-------- RECORDS PROVIDED --------
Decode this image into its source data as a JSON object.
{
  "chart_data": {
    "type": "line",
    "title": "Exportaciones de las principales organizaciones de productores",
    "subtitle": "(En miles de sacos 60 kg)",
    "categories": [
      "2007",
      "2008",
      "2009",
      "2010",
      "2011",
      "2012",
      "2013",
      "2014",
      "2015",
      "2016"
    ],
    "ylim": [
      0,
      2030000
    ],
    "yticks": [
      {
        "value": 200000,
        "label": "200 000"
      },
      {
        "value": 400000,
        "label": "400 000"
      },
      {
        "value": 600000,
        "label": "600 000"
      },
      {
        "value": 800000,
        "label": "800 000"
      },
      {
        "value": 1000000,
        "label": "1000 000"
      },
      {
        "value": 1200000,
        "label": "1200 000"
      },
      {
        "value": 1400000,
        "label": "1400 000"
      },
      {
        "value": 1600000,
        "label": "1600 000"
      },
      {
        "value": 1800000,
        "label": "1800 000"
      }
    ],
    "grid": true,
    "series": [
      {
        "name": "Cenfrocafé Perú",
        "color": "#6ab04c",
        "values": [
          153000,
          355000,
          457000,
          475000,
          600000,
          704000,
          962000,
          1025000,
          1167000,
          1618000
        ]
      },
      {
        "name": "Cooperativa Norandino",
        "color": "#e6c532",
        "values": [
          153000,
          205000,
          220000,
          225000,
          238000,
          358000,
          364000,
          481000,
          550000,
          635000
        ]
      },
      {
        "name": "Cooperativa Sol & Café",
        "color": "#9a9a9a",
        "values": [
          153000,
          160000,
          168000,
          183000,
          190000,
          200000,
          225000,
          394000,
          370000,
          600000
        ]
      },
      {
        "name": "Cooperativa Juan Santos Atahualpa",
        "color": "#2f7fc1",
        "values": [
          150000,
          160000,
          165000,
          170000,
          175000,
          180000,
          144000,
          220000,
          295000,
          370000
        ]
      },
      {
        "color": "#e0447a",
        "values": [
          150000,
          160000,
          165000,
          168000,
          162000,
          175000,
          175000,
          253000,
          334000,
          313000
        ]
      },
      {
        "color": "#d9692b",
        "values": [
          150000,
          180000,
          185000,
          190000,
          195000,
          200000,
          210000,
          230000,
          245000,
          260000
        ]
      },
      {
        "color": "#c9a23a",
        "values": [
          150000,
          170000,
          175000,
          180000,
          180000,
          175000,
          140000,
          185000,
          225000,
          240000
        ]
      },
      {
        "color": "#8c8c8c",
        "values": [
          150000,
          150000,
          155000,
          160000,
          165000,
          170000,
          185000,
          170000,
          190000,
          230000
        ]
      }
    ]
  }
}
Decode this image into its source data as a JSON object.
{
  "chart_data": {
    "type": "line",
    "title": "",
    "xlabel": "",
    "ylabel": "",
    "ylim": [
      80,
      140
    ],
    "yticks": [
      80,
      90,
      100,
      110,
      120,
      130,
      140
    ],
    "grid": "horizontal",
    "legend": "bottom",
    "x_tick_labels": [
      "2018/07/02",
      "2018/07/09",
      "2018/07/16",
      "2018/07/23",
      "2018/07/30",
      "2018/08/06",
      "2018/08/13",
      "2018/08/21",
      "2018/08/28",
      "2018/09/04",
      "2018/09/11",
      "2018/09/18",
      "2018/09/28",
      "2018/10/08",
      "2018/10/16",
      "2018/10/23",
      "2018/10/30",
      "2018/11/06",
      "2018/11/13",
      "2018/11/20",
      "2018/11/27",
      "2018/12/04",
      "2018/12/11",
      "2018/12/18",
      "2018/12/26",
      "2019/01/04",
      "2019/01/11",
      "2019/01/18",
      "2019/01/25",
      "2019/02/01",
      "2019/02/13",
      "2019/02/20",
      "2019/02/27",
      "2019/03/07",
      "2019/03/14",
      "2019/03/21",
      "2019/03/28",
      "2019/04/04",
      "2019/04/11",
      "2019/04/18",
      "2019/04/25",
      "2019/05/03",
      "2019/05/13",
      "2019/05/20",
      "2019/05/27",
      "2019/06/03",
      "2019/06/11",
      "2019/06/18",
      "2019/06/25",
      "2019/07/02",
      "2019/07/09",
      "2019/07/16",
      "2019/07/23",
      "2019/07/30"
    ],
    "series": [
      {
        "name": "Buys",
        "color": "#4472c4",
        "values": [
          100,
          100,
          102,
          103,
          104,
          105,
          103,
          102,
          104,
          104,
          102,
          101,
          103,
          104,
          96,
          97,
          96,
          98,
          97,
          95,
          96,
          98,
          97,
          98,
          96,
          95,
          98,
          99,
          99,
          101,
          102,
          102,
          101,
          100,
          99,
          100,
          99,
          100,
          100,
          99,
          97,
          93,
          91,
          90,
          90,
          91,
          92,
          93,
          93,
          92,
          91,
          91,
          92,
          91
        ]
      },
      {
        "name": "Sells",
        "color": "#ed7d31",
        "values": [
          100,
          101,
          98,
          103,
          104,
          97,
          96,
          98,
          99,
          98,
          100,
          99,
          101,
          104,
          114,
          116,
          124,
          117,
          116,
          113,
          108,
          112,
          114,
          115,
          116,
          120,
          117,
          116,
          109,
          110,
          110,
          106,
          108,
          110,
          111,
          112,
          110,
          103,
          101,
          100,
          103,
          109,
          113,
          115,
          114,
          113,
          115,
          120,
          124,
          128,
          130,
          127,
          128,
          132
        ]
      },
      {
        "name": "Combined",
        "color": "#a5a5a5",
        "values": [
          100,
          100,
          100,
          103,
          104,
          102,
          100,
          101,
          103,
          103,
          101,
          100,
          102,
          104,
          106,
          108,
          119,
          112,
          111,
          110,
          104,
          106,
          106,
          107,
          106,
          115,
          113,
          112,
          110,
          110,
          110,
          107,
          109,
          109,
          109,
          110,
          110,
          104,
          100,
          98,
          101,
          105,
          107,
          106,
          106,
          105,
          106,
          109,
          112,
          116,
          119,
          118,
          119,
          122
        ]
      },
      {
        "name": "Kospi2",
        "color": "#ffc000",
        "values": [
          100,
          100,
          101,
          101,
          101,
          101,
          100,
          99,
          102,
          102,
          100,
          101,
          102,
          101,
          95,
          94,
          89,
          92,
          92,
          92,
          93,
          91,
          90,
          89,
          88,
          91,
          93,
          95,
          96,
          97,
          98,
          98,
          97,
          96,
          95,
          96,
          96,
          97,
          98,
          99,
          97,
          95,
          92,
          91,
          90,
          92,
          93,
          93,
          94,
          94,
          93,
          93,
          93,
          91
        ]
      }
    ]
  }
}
--------
WHAT TO PRODUCE: Return all of the entries word for word.

THE OUTPUT:
Decode this image into its source data as a JSON object.
{
  "chart_data": {
    "type": "line",
    "title": "Exportaciones de las principales organizaciones de productores",
    "subtitle": "(En miles de sacos 60 kg)",
    "categories": [
      "2007",
      "2008",
      "2009",
      "2010",
      "2011",
      "2012",
      "2013",
      "2014",
      "2015",
      "2016"
    ],
    "ylim": [
      0,
      2030000
    ],
    "yticks": [
      {
        "value": 200000,
        "label": "200 000"
      },
      {
        "value": 400000,
        "label": "400 000"
      },
      {
        "value": 600000,
        "label": "600 000"
      },
      {
        "value": 800000,
        "label": "800 000"
      },
      {
        "value": 1000000,
        "label": "1000 000"
      },
      {
        "value": 1200000,
        "label": "1200 000"
      },
      {
        "value": 1400000,
        "label": "1400 000"
      },
      {
        "value": 1600000,
        "label": "1600 000"
      },
      {
        "value": 1800000,
        "label": "1800 000"
      }
    ],
    "grid": true,
    "series": [
      {
        "name": "Cenfrocafé Perú",
        "color": "#6ab04c",
        "values": [
          153000,
          355000,
          457000,
          475000,
          600000,
          704000,
          962000,
          1025000,
          1167000,
          1618000
        ]
      },
      {
        "name": "Cooperativa Norandino",
        "color": "#e6c532",
        "values": [
          153000,
          205000,
          220000,
          225000,
          238000,
          358000,
          364000,
          481000,
          550000,
          635000
        ]
      },
      {
        "name": "Cooperativa Sol & Café",
        "color": "#9a9a9a",
        "values": [
          153000,
          160000,
          168000,
          183000,
          190000,
          200000,
          225000,
          394000,
          370000,
          600000
        ]
      },
      {
        "name": "Cooperativa Juan Santos Atahualpa",
        "color": "#2f7fc1",
        "values": [
          150000,
          160000,
          165000,
          170000,
          175000,
          180000,
          144000,
          220000,
          295000,
          370000
        ]
      },
      {
        "color": "#e0447a",
        "values": [
          150000,
          160000,
          165000,
          168000,
          162000,
          175000,
          175000,
          253000,
          334000,
          313000
        ]
      },
      {
        "color": "#d9692b",
        "values": [
          150000,
          180000,
          185000,
          190000,
          195000,
          200000,
          210000,
          230000,
          245000,
          260000
        ]
      },
      {
        "color": "#c9a23a",
        "values": [
          150000,
          170000,
          175000,
          180000,
          180000,
          175000,
          140000,
          185000,
          225000,
          240000
        ]
      },
      {
        "color": "#8c8c8c",
        "values": [
          150000,
          150000,
          155000,
          160000,
          165000,
          170000,
          185000,
          170000,
          190000,
          230000
        ]
      }
    ]
  }
}
Decode this image into its source data as a JSON object.
{
  "chart_data": {
    "type": "line",
    "title": "",
    "xlabel": "",
    "ylabel": "",
    "ylim": [
      80,
      140
    ],
    "yticks": [
      80,
      90,
      100,
      110,
      120,
      130,
      140
    ],
    "grid": "horizontal",
    "legend": "bottom",
    "x_tick_labels": [
      "2018/07/02",
      "2018/07/09",
      "2018/07/16",
      "2018/07/23",
      "2018/07/30",
      "2018/08/06",
      "2018/08/13",
      "2018/08/21",
      "2018/08/28",
      "2018/09/04",
      "2018/09/11",
      "2018/09/18",
      "2018/09/28",
      "2018/10/08",
      "2018/10/16",
      "2018/10/23",
      "2018/10/30",
      "2018/11/06",
      "2018/11/13",
      "2018/11/20",
      "2018/11/27",
      "2018/12/04",
      "2018/12/11",
      "2018/12/18",
      "2018/12/26",
      "2019/01/04",
      "2019/01/11",
      "2019/01/18",
      "2019/01/25",
      "2019/02/01",
      "2019/02/13",
      "2019/02/20",
      "2019/02/27",
      "2019/03/07",
      "2019/03/14",
      "2019/03/21",
      "2019/03/28",
      "2019/04/04",
      "2019/04/11",
      "2019/04/18",
      "2019/04/25",
      "2019/05/03",
      "2019/05/13",
      "2019/05/20",
      "2019/05/27",
      "2019/06/03",
      "2019/06/11",
      "2019/06/18",
      "2019/06/25",
      "2019/07/02",
      "2019/07/09",
      "2019/07/16",
      "2019/07/23",
      "2019/07/30"
    ],
    "series": [
      {
        "name": "Buys",
        "color": "#4472c4",
        "values": [
          100,
          100,
          102,
          103,
          104,
          105,
          103,
          102,
          104,
          104,
          102,
          101,
          103,
          104,
          96,
          97,
          96,
          98,
          97,
          95,
          96,
          98,
          97,
          98,
          96,
          95,
          98,
          99,
          99,
          101,
          102,
          102,
          101,
          100,
          99,
          100,
          99,
          100,
          100,
          99,
          97,
          93,
          91,
          90,
          90,
          91,
          92,
          93,
          93,
          92,
          91,
          91,
          92,
          91
        ]
      },
      {
        "name": "Sells",
        "color": "#ed7d31",
        "values": [
          100,
          101,
          98,
          103,
          104,
          97,
          96,
          98,
          99,
          98,
          100,
          99,
          101,
          104,
          114,
          116,
          124,
          117,
          116,
          113,
          108,
          112,
          114,
          115,
          116,
          120,
          117,
          116,
          109,
          110,
          110,
          106,
          108,
          110,
          111,
          112,
          110,
          103,
          101,
          100,
          103,
          109,
          113,
          115,
          114,
          113,
          115,
          120,
          124,
          128,
          130,
          127,
          128,
          132
        ]
      },
      {
        "name": "Combined",
        "color": "#a5a5a5",
        "values": [
          100,
          100,
          100,
          103,
          104,
          102,
          100,
          101,
          103,
          103,
          101,
          100,
          102,
          104,
          106,
          108,
          119,
          112,
          111,
          110,
          104,
          106,
          106,
          107,
          106,
          115,
          113,
          112,
          110,
          110,
          110,
          107,
          109,
          109,
          109,
          110,
          110,
          104,
          100,
          98,
          101,
          105,
          107,
          106,
          106,
          105,
          106,
          109,
          112,
          116,
          119,
          118,
          119,
          122
        ]
      },
      {
        "name": "Kospi2",
        "color": "#ffc000",
        "values": [
          100,
          100,
          101,
          101,
          101,
          101,
          100,
          99,
          102,
          102,
          100,
          101,
          102,
          101,
          95,
          94,
          89,
          92,
          92,
          92,
          93,
          91,
          90,
          89,
          88,
          91,
          93,
          95,
          96,
          97,
          98,
          98,
          97,
          96,
          95,
          96,
          96,
          97,
          98,
          99,
          97,
          95,
          92,
          91,
          90,
          92,
          93,
          93,
          94,
          94,
          93,
          93,
          93,
          91
        ]
      }
    ]
  }
}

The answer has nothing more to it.